■ **Requirements**: Look through the lines below and extract any with the word "λειτουργία".
BEGIN Data excerpts
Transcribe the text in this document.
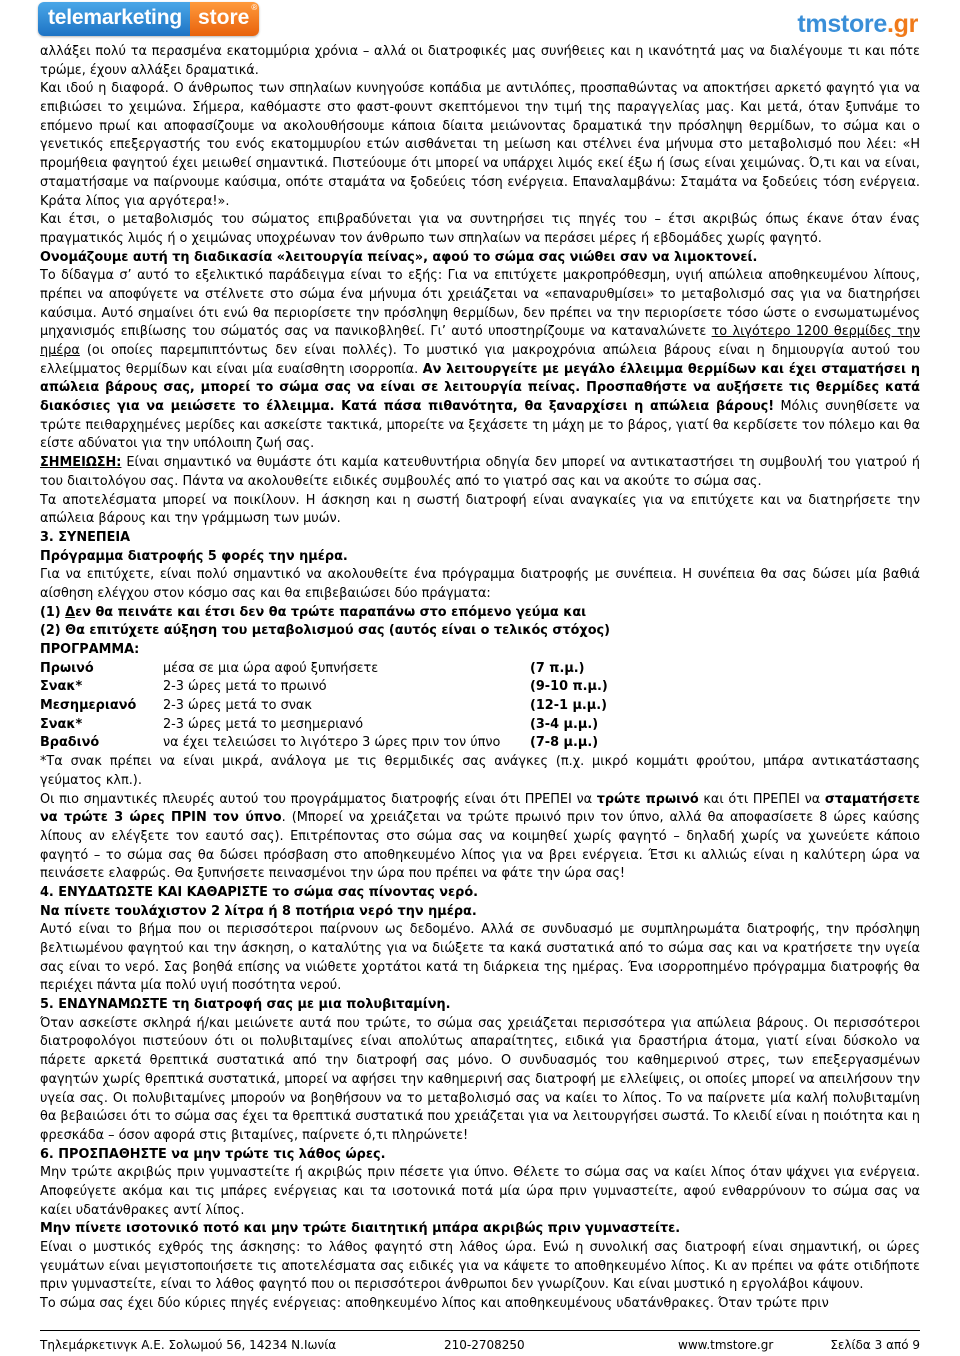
telemarketing store ®
tmstore.gr

αλλάξει πολύ τα περασμένα εκατομμύρια χρόνια – αλλά οι διατροφικές μας συνήθειες και η ικανότητά μας να διαλέγουμε τι και πότε τρώμε, έχουν αλλάξει δραματικά.

Και ιδού η διαφορά. Ο άνθρωπος των σπηλαίων κυνηγούσε κοπάδια με αντιλόπες, προσπαθώντας να αποκτήσει αρκετό φαγητό για να επιβιώσει το χειμώνα. Σήμερα, καθόμαστε στο φαστ-φουντ σκεπτόμενοι την τιμή της παραγγελίας μας. Και μετά, όταν ξυπνάμε το επόμενο πρωί και αποφασίζουμε να ακολουθήσουμε κάποια δίαιτα μειώνοντας δραματικά την πρόσληψη θερμίδων, το σώμα και ο γενετικός επεξεργαστής του ενός εκατομμυρίου ετών αισθάνεται τη μείωση και στέλνει ένα μήνυμα στο μεταβολισμό που λέει: «Η προμήθεια φαγητού έχει μειωθεί σημαντικά. Πιστεύουμε ότι μπορεί να υπάρχει λιμός εκεί έξω ή ίσως είναι χειμώνας. Ό,τι και να είναι, σταματήσαμε να παίρνουμε καύσιμα, οπότε σταμάτα να ξοδεύεις τόση ενέργεια. Επαναλαμβάνω: Σταμάτα να ξοδεύεις τόση ενέργεια. Κράτα λίπος για αργότερα!».

Και έτσι, ο μεταβολισμός του σώματος επιβραδύνεται για να συντηρήσει τις πηγές του – έτσι ακριβώς όπως έκανε όταν ένας πραγματικός λιμός ή ο χειμώνας υποχρέωναν τον άνθρωπο των σπηλαίων να περάσει μέρες ή εβδομάδες χωρίς φαγητό.

Ονομάζουμε αυτή τη διαδικασία «λειτουργία πείνας», αφού το σώμα σας νιώθει σαν να λιμοκτονεί.

Το δίδαγμα σ’ αυτό το εξελικτικό παράδειγμα είναι το εξής: Για να επιτύχετε μακροπρόθεσμη, υγιή απώλεια αποθηκευμένου λίπους, πρέπει να αποφύγετε να στέλνετε στο σώμα ένα μήνυμα ότι χρειάζεται να «επαναρυθμίσει» το μεταβολισμό σας για να διατηρήσει καύσιμα. Αυτό σημαίνει ότι ενώ θα περιορίσετε την πρόσληψη θερμίδων, δεν πρέπει να την περιορίσετε τόσο ώστε ο ενσωματωμένος μηχανισμός επιβίωσης του σώματός σας να πανικοβληθεί. Γι’ αυτό υποστηρίζουμε να καταναλώνετε το λιγότερο 1200 θερμίδες την ημέρα (οι οποίες παρεμπιπτόντως δεν είναι πολλές). Το μυστικό για μακροχρόνια απώλεια βάρους είναι η δημιουργία αυτού του ελλείμματος θερμίδων και είναι μία ευαίσθητη ισορροπία. Αν λειτουργείτε με μεγάλο έλλειμμα θερμίδων και έχει σταματήσει η απώλεια βάρους σας, μπορεί το σώμα σας να είναι σε λειτουργία πείνας. Προσπαθήστε να αυξήσετε τις θερμίδες κατά διακόσιες για να μειώσετε το έλλειμμα. Κατά πάσα πιθανότητα, θα ξαναρχίσει η απώλεια βάρους! Μόλις συνηθίσετε να τρώτε πειθαρχημένες μερίδες και ασκείστε τακτικά, μπορείτε να ξεχάσετε τη μάχη με το βάρος, γιατί θα κερδίσετε τον πόλεμο και θα είστε αδύνατοι για την υπόλοιπη ζωή σας.

ΣΗΜΕΙΩΣΗ: Είναι σημαντικό να θυμάστε ότι καμία κατευθυντήρια οδηγία δεν μπορεί να αντικαταστήσει τη συμβουλή του γιατρού ή του διαιτολόγου σας. Πάντα να ακολουθείτε ειδικές συμβουλές από το γιατρό σας και να ακούτε το σώμα σας.

Τα αποτελέσματα μπορεί να ποικίλουν. Η άσκηση και η σωστή διατροφή είναι αναγκαίες για να επιτύχετε και να διατηρήσετε την απώλεια βάρους και την γράμμωση των μυών.

3. ΣΥΝΕΠΕΙΑ

Πρόγραμμα διατροφής 5 φορές την ημέρα.

Για να επιτύχετε, είναι πολύ σημαντικό να ακολουθείτε ένα πρόγραμμα διατροφής με συνέπεια. Η συνέπεια θα σας δώσει μία βαθιά αίσθηση ελέγχου στον κόσμο σας και θα επιβεβαιώσει δύο πράγματα:

(1) Δεν θα πεινάτε και έτσι δεν θα τρώτε παραπάνω στο επόμενο γεύμα και

(2) Θα επιτύχετε αύξηση του μεταβολισμού σας (αυτός είναι ο τελικός στόχος)

ΠΡΟΓΡΑΜΜΑ:

Πρωινό	μέσα σε μια ώρα αφού ξυπνήσετε	(7 π.μ.)
Σνακ*	2-3 ώρες μετά το πρωινό	(9-10 π.μ.)
Μεσημεριανό	2-3 ώρες μετά το σνακ	(12-1 μ.μ.)
Σνακ*	2-3 ώρες μετά το μεσημεριανό	(3-4 μ.μ.)
Βραδινό	να έχει τελειώσει το λιγότερο 3 ώρες πριν τον ύπνο	(7-8 μ.μ.)

*Τα σνακ πρέπει να είναι μικρά, ανάλογα με τις θερμιδικές σας ανάγκες (π.χ. μικρό κομμάτι φρούτου, μπάρα αντικατάστασης γεύματος κλπ.).

Οι πιο σημαντικές πλευρές αυτού του προγράμματος διατροφής είναι ότι ΠΡΕΠΕΙ να τρώτε πρωινό και ότι ΠΡΕΠΕΙ να σταματήσετε να τρώτε 3 ώρες ΠΡΙΝ τον ύπνο. (Μπορεί να χρειάζεται να τρώτε πρωινό πριν τον ύπνο, αλλά θα αποφασίσετε 8 ώρες καύσης λίπους αν ελέγξετε τον εαυτό σας). Επιτρέποντας στο σώμα σας να κοιμηθεί χωρίς φαγητό – δηλαδή χωρίς να χωνεύετε κάποιο φαγητό – το σώμα σας θα δώσει πρόσβαση στο αποθηκευμένο λίπος για να βρει ενέργεια. Έτσι κι αλλιώς είναι η καλύτερη ώρα να πεινάσετε ελαφρώς. Θα ξυπνήσετε πεινασμένοι την ώρα που πρέπει να φάτε την ώρα σας!

4. ΕΝΥΔΑΤΩΣΤΕ ΚΑΙ ΚΑΘΑΡΙΣΤΕ το σώμα σας πίνοντας νερό.

Να πίνετε τουλάχιστον 2 λίτρα ή 8 ποτήρια νερό την ημέρα.

Αυτό είναι το βήμα που οι περισσότεροι παίρνουν ως δεδομένο. Αλλά σε συνδυασμό με συμπληρωμάτα διατροφής, την πρόσληψη βελτιωμένου φαγητού και την άσκηση, ο καταλύτης για να διώξετε τα κακά συστατικά από το σώμα σας και να κρατήσετε την υγεία σας είναι το νερό. Σας βοηθά επίσης να νιώθετε χορτάτοι κατά τη διάρκεια της ημέρας. Ένα ισορροπημένο πρόγραμμα διατροφής θα περιέχει πάντα μία πολύ υγιή ποσότητα νερού.

5. ΕΝΔΥΝΑΜΩΣΤΕ τη διατροφή σας με μια πολυβιταμίνη.

Όταν ασκείστε σκληρά ή/και μειώνετε αυτά που τρώτε, το σώμα σας χρειάζεται περισσότερα για απώλεια βάρους. Οι περισσότεροι διατροφολόγοι πιστεύουν ότι οι πολυβιταμίνες είναι απολύτως απαραίτητες, ειδικά για δραστήρια άτομα, γιατί είναι δύσκολο να πάρετε αρκετά θρεπτικά συστατικά από την διατροφή σας μόνο. Ο συνδυασμός του καθημερινού στρες, των επεξεργασμένων φαγητών χωρίς θρεπτικά συστατικά, μπορεί να αφήσει την καθημερινή σας διατροφή με ελλείψεις, οι οποίες μπορεί να απειλήσουν την υγεία σας. Οι πολυβιταμίνες μπορούν να βοηθήσουν να το μεταβολισμό σας να καίει το λίπος. Το να παίρνετε μία καλή πολυβιταμίνη θα βεβαιώσει ότι το σώμα σας έχει τα θρεπτικά συστατικά που χρειάζεται για να λειτουργήσει σωστά. Το κλειδί είναι η ποιότητα και η φρεσκάδα – όσον αφορά στις βιταμίνες, παίρνετε ό,τι πληρώνετε!

6. ΠΡΟΣΠΑΘΗΣΤΕ να μην τρώτε τις λάθος ώρες.

Μην τρώτε ακριβώς πριν γυμναστείτε ή ακριβώς πριν πέσετε για ύπνο. Θέλετε το σώμα σας να καίει λίπος όταν ψάχνει για ενέργεια. Αποφεύγετε ακόμα και τις μπάρες ενέργειας και τα ισοτονικά ποτά μία ώρα πριν γυμναστείτε, αφού ενθαρρύνουν το σώμα σας να καίει υδατάνθρακες αντί λίπος.

Μην πίνετε ισοτονικό ποτό και μην τρώτε διαιτητική μπάρα ακριβώς πριν γυμναστείτε.

Είναι ο μυστικός εχθρός της άσκησης: το λάθος φαγητό στη λάθος ώρα. Ενώ η συνολική σας διατροφή είναι σημαντική, οι ώρες γευμάτων είναι μεγιστοποιήσετε τις αποτελέσματα σας ειδικές για να κάψετε το αποθηκευμένο λίπος. Κι αν πρέπει να φάτε οτιδήποτε πριν γυμναστείτε, είναι το λάθος φαγητό που οι περισσότεροι άνθρωποι δεν γνωρίζουν. Και είναι μυστικό η εργολάβοι κάψουν.

Το σώμα σας έχει δύο κύριες πηγές ενέργειας: αποθηκευμένο λίπος και αποθηκευμένους υδατάνθρακες. Όταν τρώτε πριν

Τηλεμάρκετινγκ Α.Ε. Σολωμού 56, 14234 Ν.Ιωνία	210-2708250	www.tmstore.gr	Σελίδα 3 από 9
END Data excerpts
■ **Solution**:
Ονομάζουμε αυτή τη διαδικασία «λειτουργία πείνας», αφού το σώμα σας νιώθει σαν να λιμοκτονεί.
Το δίδαγμα σ’ αυτό το εξελικτικό παράδειγμα είναι το εξής: Για να επιτύχετε μακροπρόθεσμη, υγιή απώλεια αποθηκευμένου λίπους, πρέπει να αποφύγετε να στέλνετε στο σώμα ένα μήνυμα ότι χρειάζεται να «επαναρυθμίσει» το μεταβολισμό σας για να διατηρήσει καύσιμα. Αυτό σημαίνει ότι ενώ θα περιορίσετε την πρόσληψη θερμίδων, δεν πρέπει να την περιορίσετε τόσο ώστε ο ενσωματωμένος μηχανισμός επιβίωσης του σώματός σας να πανικοβληθεί. Γι’ αυτό υποστηρίζουμε να καταναλώνετε το λιγότερο 1200 θερμίδες την ημέρα (οι οποίες παρεμπιπτόντως δεν είναι πολλές). Το μυστικό για μακροχρόνια απώλεια βάρους είναι η δημιουργία αυτού του ελλείμματος θερμίδων και είναι μία ευαίσθητη ισορροπία. Αν λειτουργείτε με μεγάλο έλλειμμα θερμίδων και έχει σταματήσει η απώλεια βάρους σας, μπορεί το σώμα σας να είναι σε λειτουργία πείνας. Προσπαθήστε να αυξήσετε τις θερμίδες κατά διακόσιες για να μειώσετε το έλλειμμα. Κατά πάσα πιθανότητα, θα ξαναρχίσει η απώλεια βάρους! Μόλις συνηθίσετε να τρώτε πειθαρχημένες μερίδες και ασκείστε τακτικά, μπορείτε να ξεχάσετε τη μάχη με το βάρος, γιατί θα κερδίσετε τον πόλεμο και θα είστε αδύνατοι για την υπόλοιπη ζωή σας.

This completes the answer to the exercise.